Your task is to repeat, word for word, the line containing "Convert this screenshot" and all lines that follow it to the end of the material, and no other lines.

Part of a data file
-- begin --

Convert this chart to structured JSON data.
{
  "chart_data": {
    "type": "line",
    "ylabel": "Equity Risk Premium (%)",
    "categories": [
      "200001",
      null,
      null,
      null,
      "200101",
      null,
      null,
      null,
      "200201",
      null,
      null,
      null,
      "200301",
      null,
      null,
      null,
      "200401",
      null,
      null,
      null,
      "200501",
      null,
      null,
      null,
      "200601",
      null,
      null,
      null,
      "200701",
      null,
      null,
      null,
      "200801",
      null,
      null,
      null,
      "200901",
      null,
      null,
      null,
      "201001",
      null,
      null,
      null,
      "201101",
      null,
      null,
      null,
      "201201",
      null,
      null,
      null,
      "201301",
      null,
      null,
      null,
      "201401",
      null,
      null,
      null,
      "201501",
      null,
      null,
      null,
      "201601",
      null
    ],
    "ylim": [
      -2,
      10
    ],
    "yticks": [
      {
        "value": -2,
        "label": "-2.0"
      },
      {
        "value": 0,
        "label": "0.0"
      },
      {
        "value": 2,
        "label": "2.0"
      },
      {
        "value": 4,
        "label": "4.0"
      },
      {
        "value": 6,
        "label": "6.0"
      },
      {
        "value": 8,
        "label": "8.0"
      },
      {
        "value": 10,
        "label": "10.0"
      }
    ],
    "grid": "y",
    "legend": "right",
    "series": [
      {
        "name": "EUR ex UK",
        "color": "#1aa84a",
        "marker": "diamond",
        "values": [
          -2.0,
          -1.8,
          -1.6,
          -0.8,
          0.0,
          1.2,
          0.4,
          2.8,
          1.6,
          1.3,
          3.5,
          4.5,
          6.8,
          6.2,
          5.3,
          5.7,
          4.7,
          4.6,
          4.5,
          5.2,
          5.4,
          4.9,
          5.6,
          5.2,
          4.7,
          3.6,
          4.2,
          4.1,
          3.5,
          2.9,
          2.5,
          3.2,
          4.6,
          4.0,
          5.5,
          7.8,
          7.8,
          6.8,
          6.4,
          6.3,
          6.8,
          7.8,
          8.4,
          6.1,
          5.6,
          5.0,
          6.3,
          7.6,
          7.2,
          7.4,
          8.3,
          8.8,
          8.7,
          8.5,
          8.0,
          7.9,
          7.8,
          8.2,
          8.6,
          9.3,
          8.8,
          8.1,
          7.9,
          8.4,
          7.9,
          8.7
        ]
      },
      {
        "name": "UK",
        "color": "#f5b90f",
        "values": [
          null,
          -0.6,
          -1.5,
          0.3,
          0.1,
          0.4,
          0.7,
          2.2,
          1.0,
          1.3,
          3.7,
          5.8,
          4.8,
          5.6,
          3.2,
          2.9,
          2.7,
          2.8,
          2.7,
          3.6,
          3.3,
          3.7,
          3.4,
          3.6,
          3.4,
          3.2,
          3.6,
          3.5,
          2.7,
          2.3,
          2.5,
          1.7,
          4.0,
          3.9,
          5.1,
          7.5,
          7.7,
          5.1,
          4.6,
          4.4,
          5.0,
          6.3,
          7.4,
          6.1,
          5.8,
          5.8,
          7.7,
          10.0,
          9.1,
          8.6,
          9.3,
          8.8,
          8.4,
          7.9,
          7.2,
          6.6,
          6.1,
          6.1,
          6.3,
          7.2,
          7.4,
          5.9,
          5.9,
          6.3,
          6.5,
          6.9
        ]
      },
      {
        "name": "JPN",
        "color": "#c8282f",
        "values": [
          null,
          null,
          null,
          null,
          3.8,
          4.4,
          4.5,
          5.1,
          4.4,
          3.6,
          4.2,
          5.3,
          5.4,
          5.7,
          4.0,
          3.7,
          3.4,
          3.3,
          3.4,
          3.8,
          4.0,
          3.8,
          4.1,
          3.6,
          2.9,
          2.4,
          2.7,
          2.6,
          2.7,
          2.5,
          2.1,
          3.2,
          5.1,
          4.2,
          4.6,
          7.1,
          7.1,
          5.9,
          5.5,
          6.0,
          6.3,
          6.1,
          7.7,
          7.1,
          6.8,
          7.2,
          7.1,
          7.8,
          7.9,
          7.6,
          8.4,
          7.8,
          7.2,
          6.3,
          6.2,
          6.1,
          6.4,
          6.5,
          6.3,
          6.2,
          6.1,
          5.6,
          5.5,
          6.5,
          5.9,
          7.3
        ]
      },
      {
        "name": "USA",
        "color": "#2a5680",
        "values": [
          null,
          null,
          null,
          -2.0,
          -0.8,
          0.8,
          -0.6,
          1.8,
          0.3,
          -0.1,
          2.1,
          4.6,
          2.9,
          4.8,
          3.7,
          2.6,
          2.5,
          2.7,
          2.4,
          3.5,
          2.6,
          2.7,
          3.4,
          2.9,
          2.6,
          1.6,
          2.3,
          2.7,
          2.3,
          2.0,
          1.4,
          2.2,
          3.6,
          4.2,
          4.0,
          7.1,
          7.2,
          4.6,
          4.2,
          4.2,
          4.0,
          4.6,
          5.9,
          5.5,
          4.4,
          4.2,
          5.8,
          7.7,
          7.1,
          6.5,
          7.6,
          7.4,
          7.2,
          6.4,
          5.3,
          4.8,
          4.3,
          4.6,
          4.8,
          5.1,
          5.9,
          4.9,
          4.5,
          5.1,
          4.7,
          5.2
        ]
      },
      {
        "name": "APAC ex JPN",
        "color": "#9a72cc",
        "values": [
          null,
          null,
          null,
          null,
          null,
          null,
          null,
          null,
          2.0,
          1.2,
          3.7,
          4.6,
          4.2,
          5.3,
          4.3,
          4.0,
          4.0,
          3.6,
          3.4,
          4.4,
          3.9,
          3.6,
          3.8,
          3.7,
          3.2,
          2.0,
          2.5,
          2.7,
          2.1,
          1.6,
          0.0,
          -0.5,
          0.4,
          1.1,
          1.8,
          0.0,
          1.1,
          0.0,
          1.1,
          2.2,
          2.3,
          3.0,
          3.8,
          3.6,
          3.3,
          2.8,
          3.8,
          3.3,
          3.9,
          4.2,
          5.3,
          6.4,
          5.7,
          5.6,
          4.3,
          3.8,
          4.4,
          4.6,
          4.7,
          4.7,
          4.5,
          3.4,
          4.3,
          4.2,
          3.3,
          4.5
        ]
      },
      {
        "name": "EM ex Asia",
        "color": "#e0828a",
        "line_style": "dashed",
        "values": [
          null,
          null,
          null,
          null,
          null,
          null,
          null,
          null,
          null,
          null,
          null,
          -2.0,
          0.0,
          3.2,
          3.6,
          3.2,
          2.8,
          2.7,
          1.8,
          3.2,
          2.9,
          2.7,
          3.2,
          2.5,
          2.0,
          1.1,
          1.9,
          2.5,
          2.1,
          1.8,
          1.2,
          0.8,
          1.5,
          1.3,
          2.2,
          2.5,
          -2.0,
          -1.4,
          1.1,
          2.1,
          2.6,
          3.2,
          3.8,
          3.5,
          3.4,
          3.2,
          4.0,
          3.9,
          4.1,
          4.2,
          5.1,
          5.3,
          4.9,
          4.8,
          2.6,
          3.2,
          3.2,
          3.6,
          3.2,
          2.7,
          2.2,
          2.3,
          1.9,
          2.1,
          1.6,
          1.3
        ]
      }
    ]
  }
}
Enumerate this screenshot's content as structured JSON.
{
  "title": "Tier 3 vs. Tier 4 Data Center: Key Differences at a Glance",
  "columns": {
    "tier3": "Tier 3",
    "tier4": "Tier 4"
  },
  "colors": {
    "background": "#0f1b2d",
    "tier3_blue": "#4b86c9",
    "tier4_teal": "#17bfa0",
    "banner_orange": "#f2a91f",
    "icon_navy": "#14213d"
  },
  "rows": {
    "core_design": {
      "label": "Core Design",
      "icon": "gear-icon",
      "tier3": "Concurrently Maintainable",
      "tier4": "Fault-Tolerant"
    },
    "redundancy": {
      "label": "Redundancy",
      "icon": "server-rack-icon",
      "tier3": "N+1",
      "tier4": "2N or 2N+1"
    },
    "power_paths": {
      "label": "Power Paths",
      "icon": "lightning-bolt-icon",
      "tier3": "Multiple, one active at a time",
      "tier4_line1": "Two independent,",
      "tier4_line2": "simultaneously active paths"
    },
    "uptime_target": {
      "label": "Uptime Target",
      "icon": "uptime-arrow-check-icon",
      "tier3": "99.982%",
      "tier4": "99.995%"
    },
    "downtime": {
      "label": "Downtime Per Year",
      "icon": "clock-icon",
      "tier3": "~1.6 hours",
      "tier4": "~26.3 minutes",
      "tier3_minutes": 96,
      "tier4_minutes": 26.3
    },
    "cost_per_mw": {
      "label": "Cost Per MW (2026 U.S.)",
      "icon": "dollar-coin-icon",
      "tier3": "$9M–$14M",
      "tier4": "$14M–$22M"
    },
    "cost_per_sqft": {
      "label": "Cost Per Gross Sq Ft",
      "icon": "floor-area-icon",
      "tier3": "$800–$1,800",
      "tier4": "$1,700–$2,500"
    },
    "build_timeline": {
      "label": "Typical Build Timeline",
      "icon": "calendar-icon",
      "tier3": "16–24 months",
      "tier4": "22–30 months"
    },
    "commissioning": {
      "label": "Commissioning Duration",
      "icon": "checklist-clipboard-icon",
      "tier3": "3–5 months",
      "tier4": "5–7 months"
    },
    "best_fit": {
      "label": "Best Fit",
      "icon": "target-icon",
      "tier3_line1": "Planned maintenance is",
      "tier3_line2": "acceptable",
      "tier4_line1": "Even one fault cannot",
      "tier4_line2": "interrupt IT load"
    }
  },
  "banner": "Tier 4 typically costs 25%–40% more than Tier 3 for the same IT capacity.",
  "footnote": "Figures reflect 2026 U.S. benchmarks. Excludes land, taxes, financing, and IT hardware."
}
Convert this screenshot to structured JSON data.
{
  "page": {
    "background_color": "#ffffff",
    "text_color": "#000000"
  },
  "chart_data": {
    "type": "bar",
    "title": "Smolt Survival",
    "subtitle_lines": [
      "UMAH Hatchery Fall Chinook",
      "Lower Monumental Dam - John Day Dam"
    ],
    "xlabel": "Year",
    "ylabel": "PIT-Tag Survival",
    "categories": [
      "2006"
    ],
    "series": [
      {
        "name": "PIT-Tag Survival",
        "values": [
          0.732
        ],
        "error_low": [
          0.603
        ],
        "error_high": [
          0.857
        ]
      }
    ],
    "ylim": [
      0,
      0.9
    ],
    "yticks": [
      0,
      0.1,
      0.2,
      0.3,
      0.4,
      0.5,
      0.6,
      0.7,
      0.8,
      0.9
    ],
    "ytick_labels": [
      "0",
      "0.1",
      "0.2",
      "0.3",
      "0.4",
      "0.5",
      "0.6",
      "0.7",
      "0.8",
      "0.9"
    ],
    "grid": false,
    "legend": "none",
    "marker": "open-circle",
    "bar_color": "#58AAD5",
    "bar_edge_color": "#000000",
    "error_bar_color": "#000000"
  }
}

-- end --

Exercise result |
Convert this screenshot to structured JSON data.
{
  "page": {
    "background_color": "#ffffff",
    "text_color": "#000000"
  },
  "chart_data": {
    "type": "bar",
    "title": "Smolt Survival",
    "subtitle_lines": [
      "UMAH Hatchery Fall Chinook",
      "Lower Monumental Dam - John Day Dam"
    ],
    "xlabel": "Year",
    "ylabel": "PIT-Tag Survival",
    "categories": [
      "2006"
    ],
    "series": [
      {
        "name": "PIT-Tag Survival",
        "values": [
          0.732
        ],
        "error_low": [
          0.603
        ],
        "error_high": [
          0.857
        ]
      }
    ],
    "ylim": [
      0,
      0.9
    ],
    "yticks": [
      0,
      0.1,
      0.2,
      0.3,
      0.4,
      0.5,
      0.6,
      0.7,
      0.8,
      0.9
    ],
    "ytick_labels": [
      "0",
      "0.1",
      "0.2",
      "0.3",
      "0.4",
      "0.5",
      "0.6",
      "0.7",
      "0.8",
      "0.9"
    ],
    "grid": false,
    "legend": "none",
    "marker": "open-circle",
    "bar_color": "#58AAD5",
    "bar_edge_color": "#000000",
    "error_bar_color": "#000000"
  }
}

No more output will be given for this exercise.